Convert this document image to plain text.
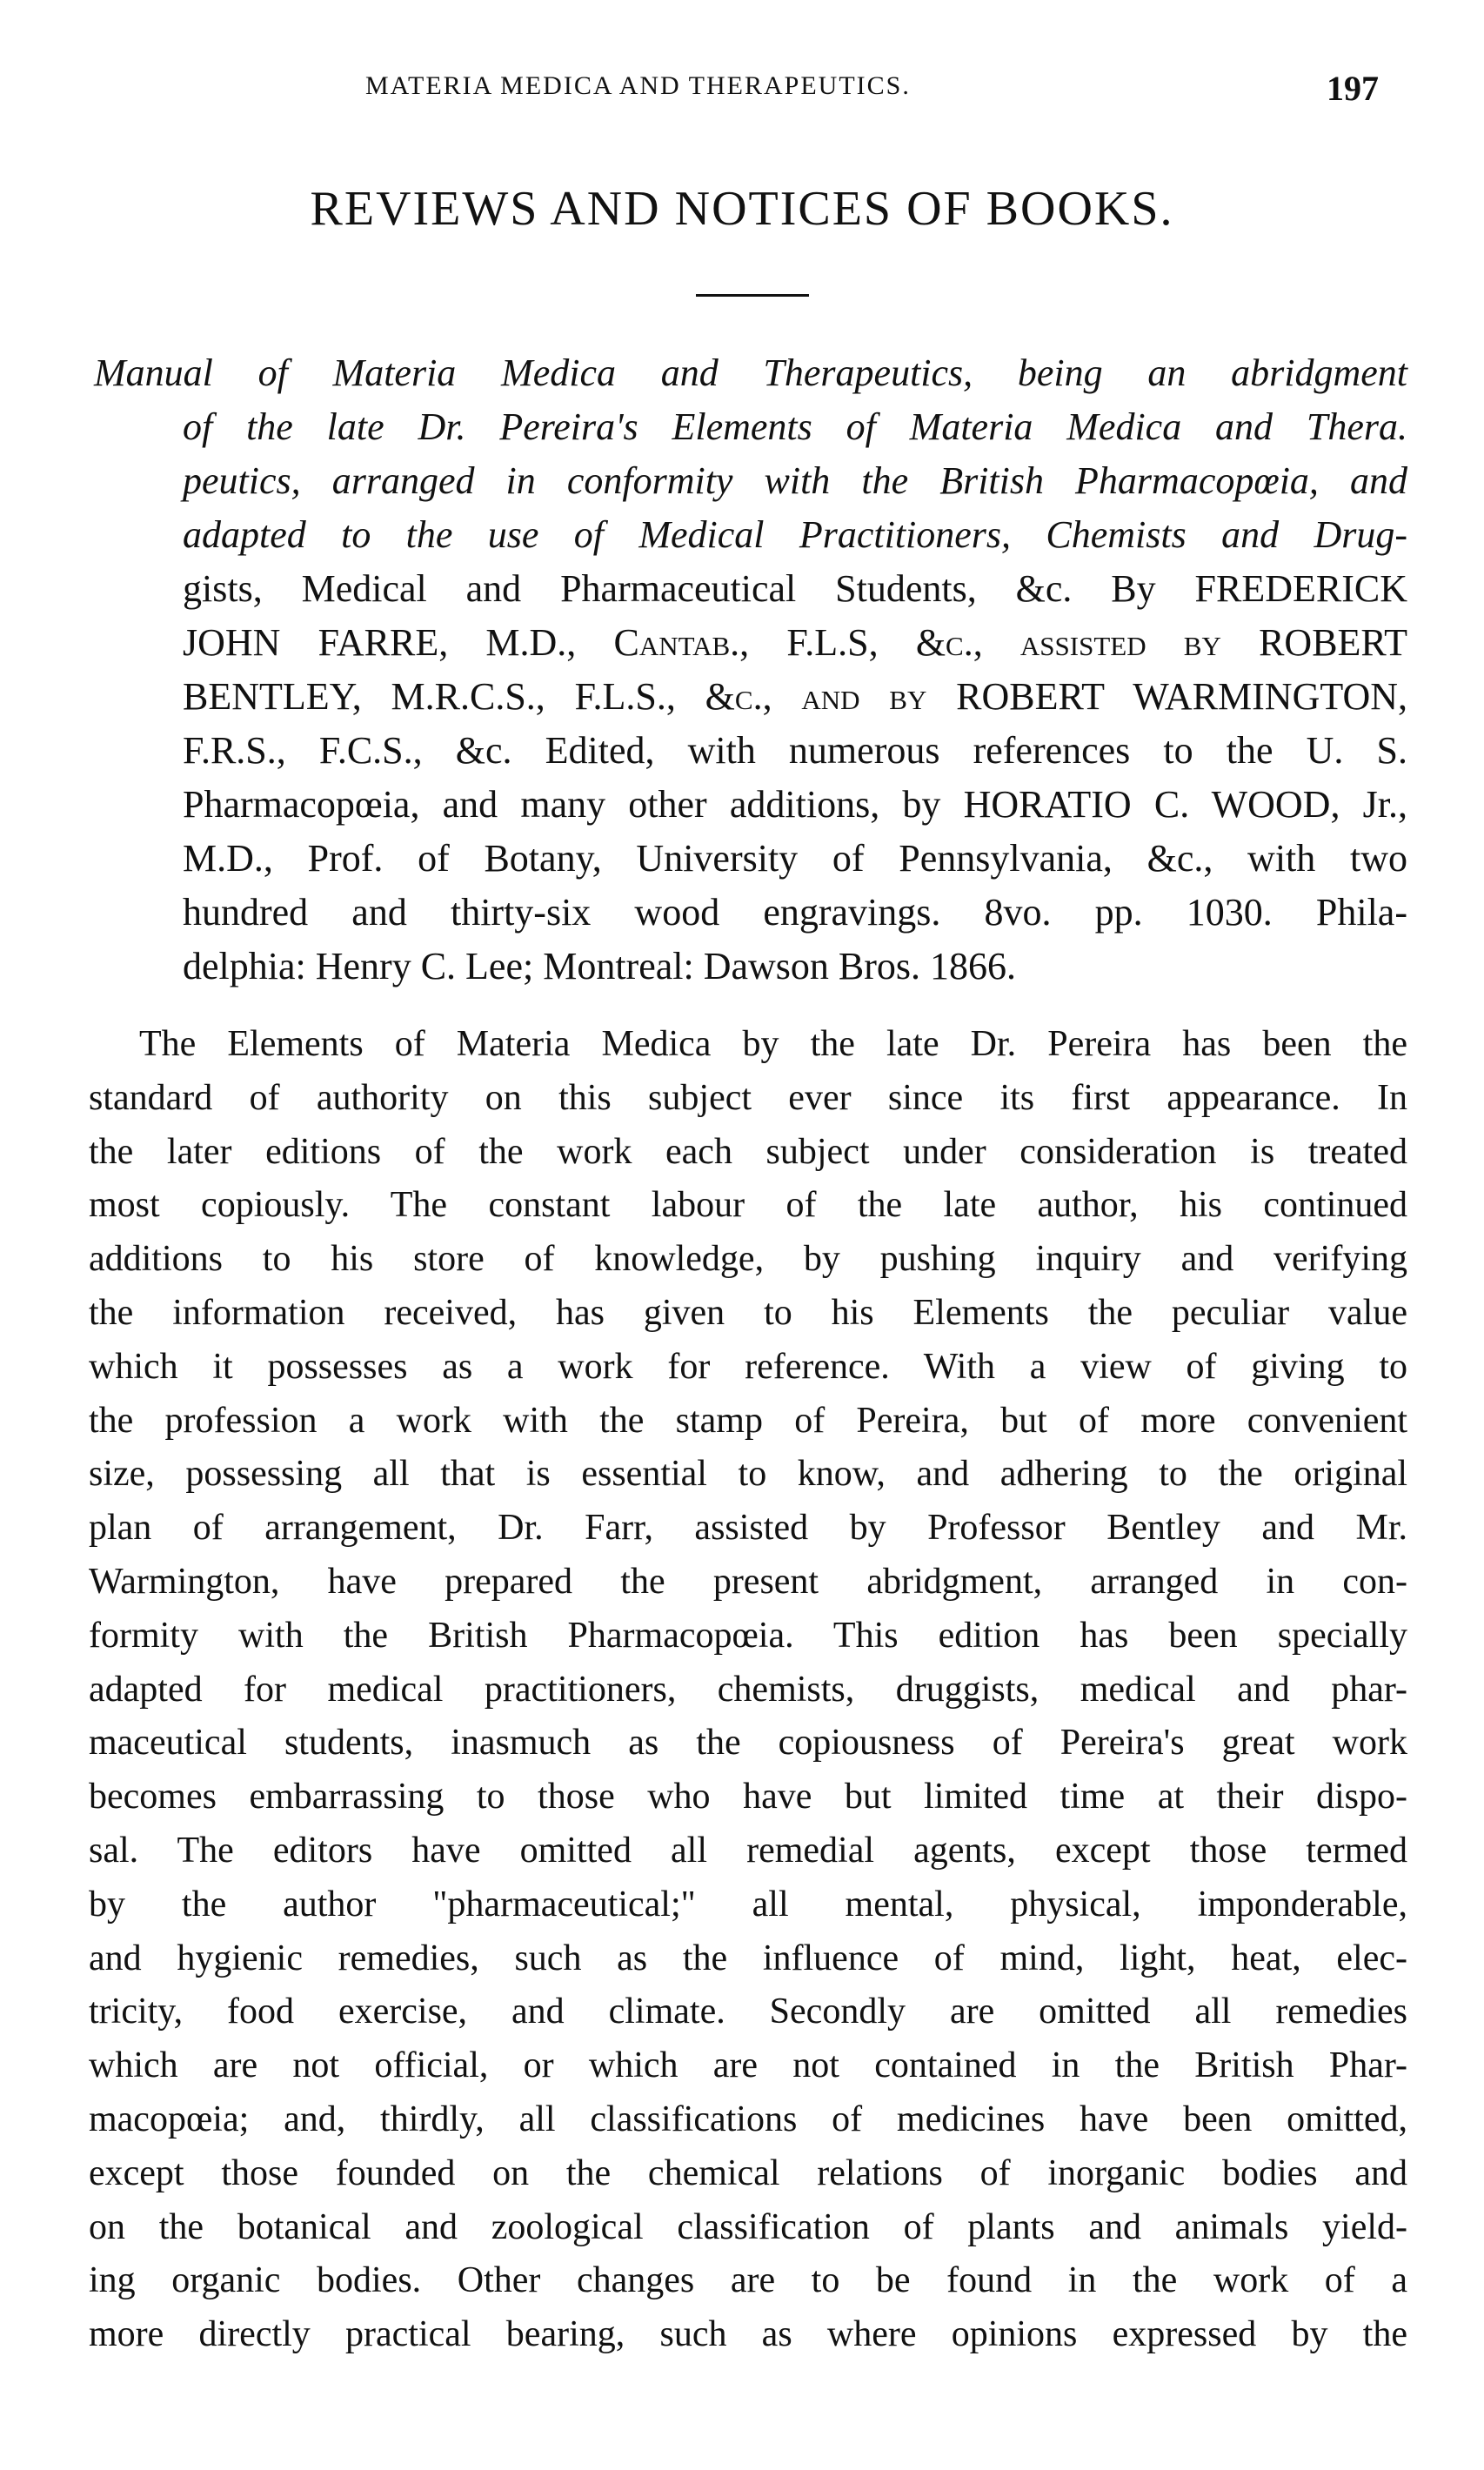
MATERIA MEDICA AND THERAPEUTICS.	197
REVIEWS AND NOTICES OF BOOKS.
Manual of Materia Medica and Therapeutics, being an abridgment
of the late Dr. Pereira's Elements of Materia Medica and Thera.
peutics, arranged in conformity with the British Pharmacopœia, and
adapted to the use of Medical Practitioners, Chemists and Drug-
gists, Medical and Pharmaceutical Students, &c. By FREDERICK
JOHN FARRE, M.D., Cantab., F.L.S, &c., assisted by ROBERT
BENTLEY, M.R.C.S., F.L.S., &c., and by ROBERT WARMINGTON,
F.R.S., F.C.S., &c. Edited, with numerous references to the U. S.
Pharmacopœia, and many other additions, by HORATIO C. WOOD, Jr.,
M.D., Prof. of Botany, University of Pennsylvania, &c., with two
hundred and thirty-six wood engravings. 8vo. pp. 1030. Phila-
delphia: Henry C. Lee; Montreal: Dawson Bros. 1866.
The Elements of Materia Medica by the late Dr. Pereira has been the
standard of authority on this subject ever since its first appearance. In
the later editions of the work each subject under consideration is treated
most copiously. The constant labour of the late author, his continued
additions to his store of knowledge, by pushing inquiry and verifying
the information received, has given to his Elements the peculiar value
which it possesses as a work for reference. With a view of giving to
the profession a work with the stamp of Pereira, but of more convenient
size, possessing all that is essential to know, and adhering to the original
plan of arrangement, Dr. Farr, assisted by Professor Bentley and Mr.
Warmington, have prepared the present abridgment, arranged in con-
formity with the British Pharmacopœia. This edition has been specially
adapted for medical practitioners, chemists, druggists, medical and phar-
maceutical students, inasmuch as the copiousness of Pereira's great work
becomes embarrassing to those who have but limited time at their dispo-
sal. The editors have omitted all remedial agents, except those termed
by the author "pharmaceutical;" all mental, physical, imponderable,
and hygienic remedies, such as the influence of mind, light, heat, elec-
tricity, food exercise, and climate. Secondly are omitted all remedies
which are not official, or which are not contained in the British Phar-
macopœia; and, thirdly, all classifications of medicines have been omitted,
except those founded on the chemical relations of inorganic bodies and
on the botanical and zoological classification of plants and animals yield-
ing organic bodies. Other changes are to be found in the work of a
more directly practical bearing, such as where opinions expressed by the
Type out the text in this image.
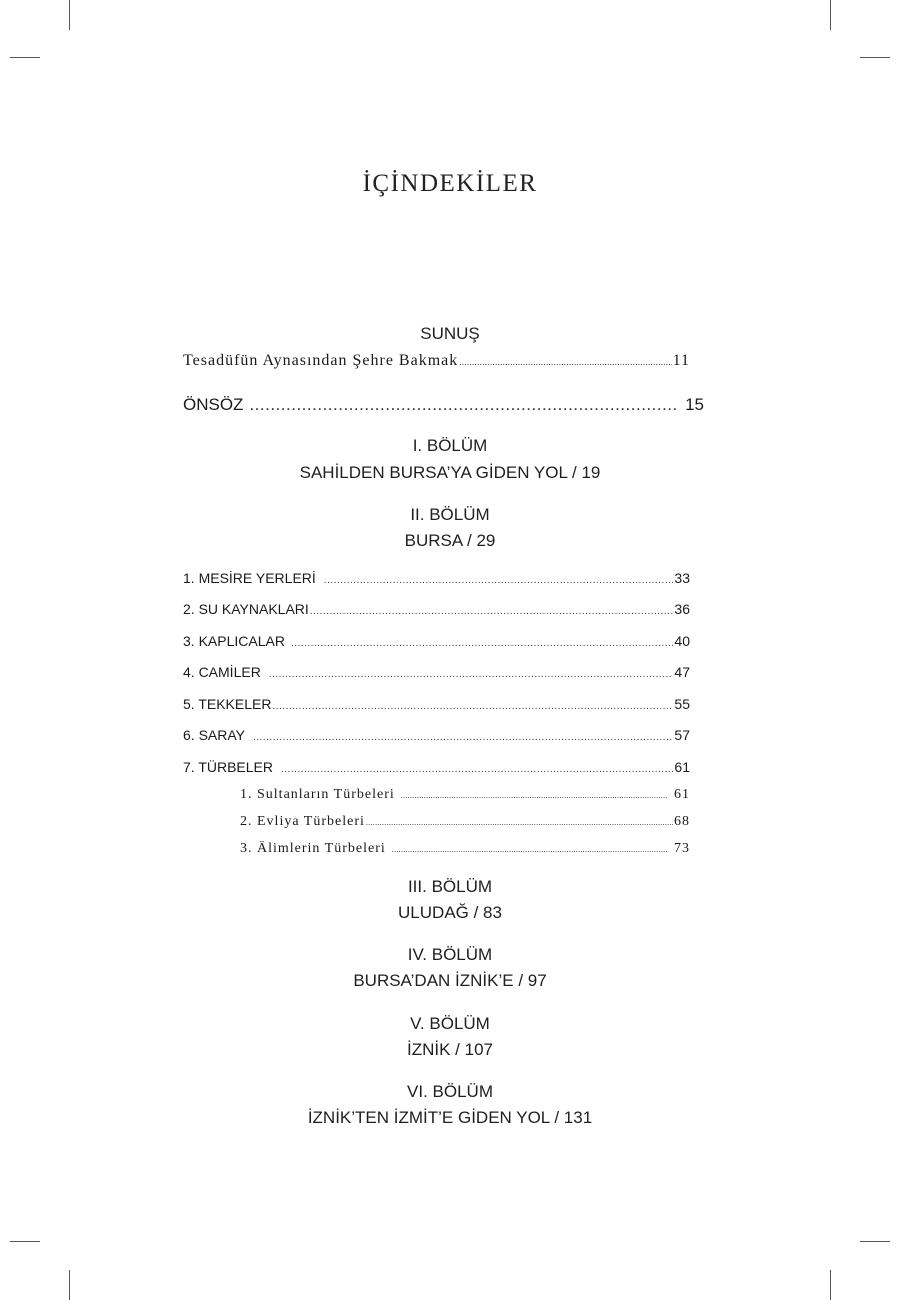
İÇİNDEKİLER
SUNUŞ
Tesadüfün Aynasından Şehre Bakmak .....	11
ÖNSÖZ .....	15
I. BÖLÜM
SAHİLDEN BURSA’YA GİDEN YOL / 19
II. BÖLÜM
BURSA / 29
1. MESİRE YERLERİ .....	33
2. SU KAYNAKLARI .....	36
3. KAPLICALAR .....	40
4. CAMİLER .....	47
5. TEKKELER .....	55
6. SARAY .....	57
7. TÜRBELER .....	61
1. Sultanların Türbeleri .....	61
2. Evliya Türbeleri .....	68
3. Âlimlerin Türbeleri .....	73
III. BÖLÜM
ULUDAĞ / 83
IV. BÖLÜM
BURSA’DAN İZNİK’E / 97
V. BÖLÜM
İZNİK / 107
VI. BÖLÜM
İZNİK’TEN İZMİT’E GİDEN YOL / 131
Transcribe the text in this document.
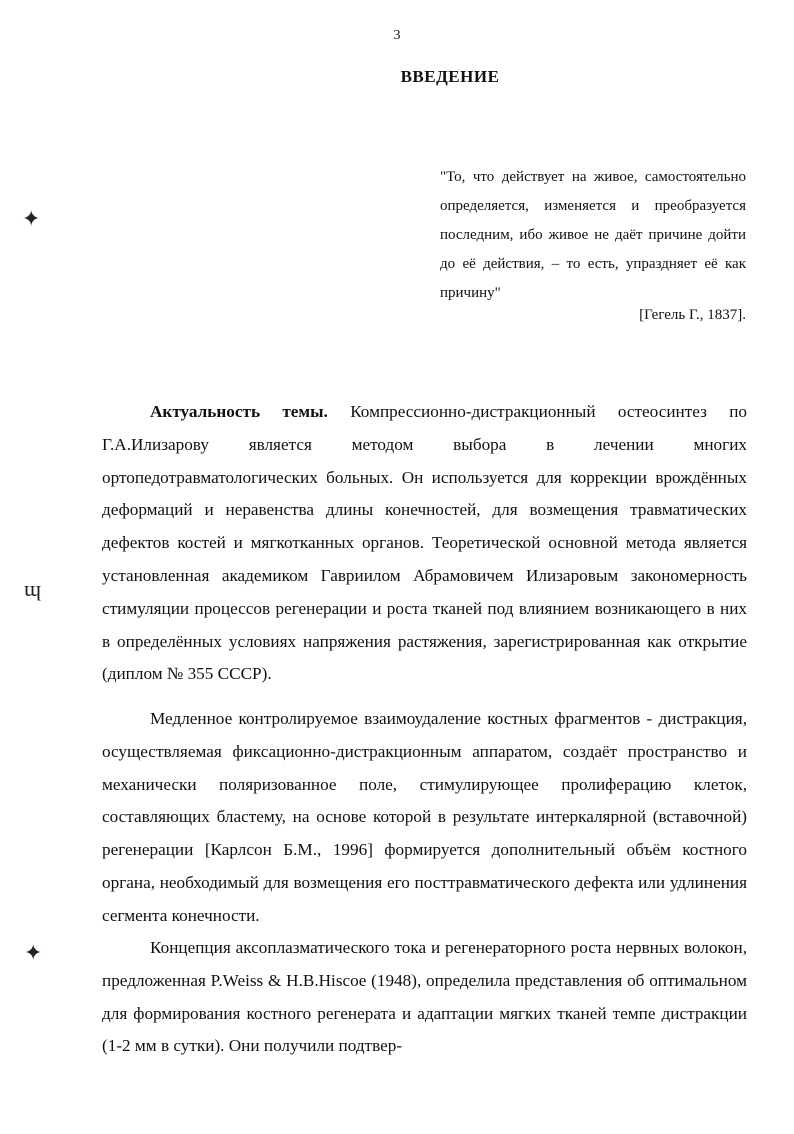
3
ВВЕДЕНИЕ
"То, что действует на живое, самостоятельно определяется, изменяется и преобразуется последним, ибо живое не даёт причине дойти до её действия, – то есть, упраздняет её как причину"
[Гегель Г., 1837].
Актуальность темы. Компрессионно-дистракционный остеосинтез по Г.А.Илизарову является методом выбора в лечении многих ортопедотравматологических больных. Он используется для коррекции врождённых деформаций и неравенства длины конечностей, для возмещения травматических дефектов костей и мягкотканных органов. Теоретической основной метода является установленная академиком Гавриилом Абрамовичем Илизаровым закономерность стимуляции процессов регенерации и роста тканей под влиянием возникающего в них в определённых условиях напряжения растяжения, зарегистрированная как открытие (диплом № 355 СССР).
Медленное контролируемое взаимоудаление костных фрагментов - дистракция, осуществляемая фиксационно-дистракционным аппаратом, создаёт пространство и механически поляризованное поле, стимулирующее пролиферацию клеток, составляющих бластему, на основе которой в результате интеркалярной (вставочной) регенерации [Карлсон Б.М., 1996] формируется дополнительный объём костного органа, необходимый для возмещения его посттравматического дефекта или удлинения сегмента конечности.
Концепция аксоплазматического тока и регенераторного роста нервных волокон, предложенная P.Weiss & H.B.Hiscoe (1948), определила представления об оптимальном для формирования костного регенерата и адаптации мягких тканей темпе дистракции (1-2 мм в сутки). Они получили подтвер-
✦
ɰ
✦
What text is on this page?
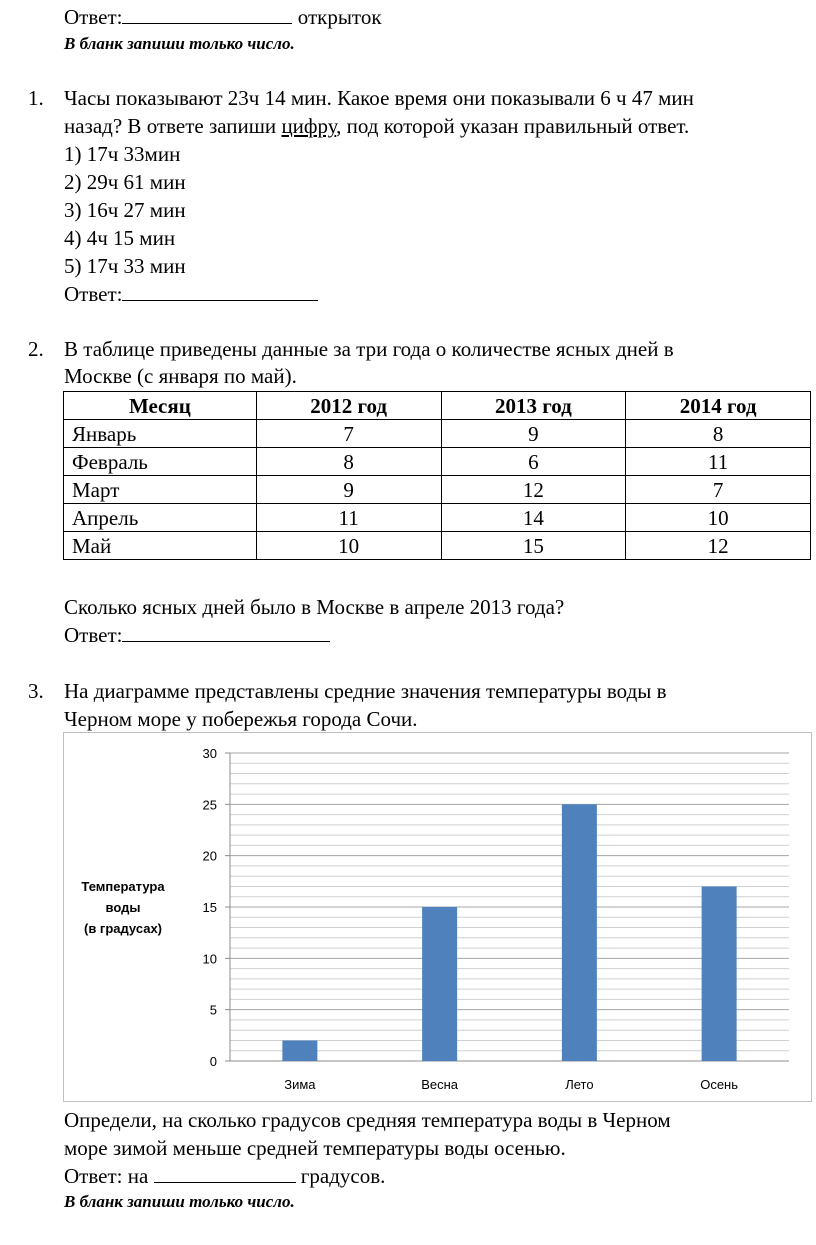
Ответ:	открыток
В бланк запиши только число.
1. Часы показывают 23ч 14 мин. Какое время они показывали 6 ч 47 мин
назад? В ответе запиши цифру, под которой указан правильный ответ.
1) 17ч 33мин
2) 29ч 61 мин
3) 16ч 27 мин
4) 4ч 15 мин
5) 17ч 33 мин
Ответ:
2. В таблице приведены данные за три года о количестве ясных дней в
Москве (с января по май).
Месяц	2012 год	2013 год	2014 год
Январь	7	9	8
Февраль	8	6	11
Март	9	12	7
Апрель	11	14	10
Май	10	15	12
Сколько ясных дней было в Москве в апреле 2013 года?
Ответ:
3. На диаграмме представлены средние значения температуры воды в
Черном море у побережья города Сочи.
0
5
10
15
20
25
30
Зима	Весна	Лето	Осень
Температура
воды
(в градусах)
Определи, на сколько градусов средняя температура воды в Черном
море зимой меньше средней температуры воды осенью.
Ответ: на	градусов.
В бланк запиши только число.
● ● ● ●
Problem to work on » Transcribe every entry word for word, but skip the pictures.

Solution »
Convert this document image to plain text.
MATERIA MEDICA AND THERAPEUTICS.	197
REVIEWS AND NOTICES OF BOOKS.
Manual of Materia Medica and Therapeutics, being an abridgment
of the late Dr. Pereira's Elements of Materia Medica and Thera.
peutics, arranged in conformity with the British Pharmacopœia, and
adapted to the use of Medical Practitioners, Chemists and Drug-
gists, Medical and Pharmaceutical Students, &c. By FREDERICK
JOHN FARRE, M.D., Cantab., F.L.S, &c., assisted by ROBERT
BENTLEY, M.R.C.S., F.L.S., &c., and by ROBERT WARMINGTON,
F.R.S., F.C.S., &c. Edited, with numerous references to the U. S.
Pharmacopœia, and many other additions, by HORATIO C. WOOD, Jr.,
M.D., Prof. of Botany, University of Pennsylvania, &c., with two
hundred and thirty-six wood engravings. 8vo. pp. 1030. Phila-
delphia: Henry C. Lee; Montreal: Dawson Bros. 1866.
The Elements of Materia Medica by the late Dr. Pereira has been the
standard of authority on this subject ever since its first appearance. In
the later editions of the work each subject under consideration is treated
most copiously. The constant labour of the late author, his continued
additions to his store of knowledge, by pushing inquiry and verifying
the information received, has given to his Elements the peculiar value
which it possesses as a work for reference. With a view of giving to
the profession a work with the stamp of Pereira, but of more convenient
size, possessing all that is essential to know, and adhering to the original
plan of arrangement, Dr. Farr, assisted by Professor Bentley and Mr.
Warmington, have prepared the present abridgment, arranged in con-
formity with the British Pharmacopœia. This edition has been specially
adapted for medical practitioners, chemists, druggists, medical and phar-
maceutical students, inasmuch as the copiousness of Pereira's great work
becomes embarrassing to those who have but limited time at their dispo-
sal. The editors have omitted all remedial agents, except those termed
by the author "pharmaceutical;" all mental, physical, imponderable,
and hygienic remedies, such as the influence of mind, light, heat, elec-
tricity, food exercise, and climate. Secondly are omitted all remedies
which are not official, or which are not contained in the British Phar-
macopœia; and, thirdly, all classifications of medicines have been omitted,
except those founded on the chemical relations of inorganic bodies and
on the botanical and zoological classification of plants and animals yield-
ing organic bodies. Other changes are to be found in the work of a
more directly practical bearing, such as where opinions expressed by the
Type out the text in this image.
İÇİNDEKİLER
SUNUŞ
Tesadüfün Aynasından Şehre Bakmak .....	11
ÖNSÖZ .....	15
I. BÖLÜM
SAHİLDEN BURSA’YA GİDEN YOL / 19
II. BÖLÜM
BURSA / 29
1. MESİRE YERLERİ .....	33
2. SU KAYNAKLARI .....	36
3. KAPLICALAR .....	40
4. CAMİLER .....	47
5. TEKKELER .....	55
6. SARAY .....	57
7. TÜRBELER .....	61
1. Sultanların Türbeleri .....	61
2. Evliya Türbeleri .....	68
3. Âlimlerin Türbeleri .....	73
III. BÖLÜM
ULUDAĞ / 83
IV. BÖLÜM
BURSA’DAN İZNİK’E / 97
V. BÖLÜM
İZNİK / 107
VI. BÖLÜM
İZNİK’TEN İZMİT’E GİDEN YOL / 131
Transcribe the text in this document.
3
ВВЕДЕНИЕ
"То, что действует на живое, самостоятельно определяется, изменяется и преобразуется последним, ибо живое не даёт причине дойти до её действия, – то есть, упраздняет её как причину"
[Гегель Г., 1837].
Актуальность темы. Компрессионно-дистракционный остеосинтез по Г.А.Илизарову является методом выбора в лечении многих ортопедотравматологических больных. Он используется для коррекции врождённых деформаций и неравенства длины конечностей, для возмещения травматических дефектов костей и мягкотканных органов. Теоретической основной метода является установленная академиком Гавриилом Абрамовичем Илизаровым закономерность стимуляции процессов регенерации и роста тканей под влиянием возникающего в них в определённых условиях напряжения растяжения, зарегистрированная как открытие (диплом № 355 СССР).
Медленное контролируемое взаимоудаление костных фрагментов - дистракция, осуществляемая фиксационно-дистракционным аппаратом, создаёт пространство и механически поляризованное поле, стимулирующее пролиферацию клеток, составляющих бластему, на основе которой в результате интеркалярной (вставочной) регенерации [Карлсон Б.М., 1996] формируется дополнительный объём костного органа, необходимый для возмещения его посттравматического дефекта или удлинения сегмента конечности.
Концепция аксоплазматического тока и регенераторного роста нервных волокон, предложенная P.Weiss & H.B.Hiscoe (1948), определила представления об оптимальном для формирования костного регенерата и адаптации мягких тканей темпе дистракции (1-2 мм в сутки). Они получили подтвер-
✦
ɰ
✦
What text is on this page?
Ответ:	открыток
В бланк запиши только число.
1. Часы показывают 23ч 14 мин. Какое время они показывали 6 ч 47 мин
назад? В ответе запиши цифру, под которой указан правильный ответ.
1) 17ч 33мин
2) 29ч 61 мин
3) 16ч 27 мин
4) 4ч 15 мин
5) 17ч 33 мин
Ответ:
2. В таблице приведены данные за три года о количестве ясных дней в
Москве (с января по май).
Месяц	2012 год	2013 год	2014 год
Январь	7	9	8
Февраль	8	6	11
Март	9	12	7
Апрель	11	14	10
Май	10	15	12
Сколько ясных дней было в Москве в апреле 2013 года?
Ответ:
3. На диаграмме представлены средние значения температуры воды в
Черном море у побережья города Сочи.
0
5
10
15
20
25
30
Зима	Весна	Лето	Осень
Температура
воды
(в градусах)
Определи, на сколько градусов средняя температура воды в Черном
море зимой меньше средней температуры воды осенью.
Ответ: на	градусов.
В бланк запиши только число.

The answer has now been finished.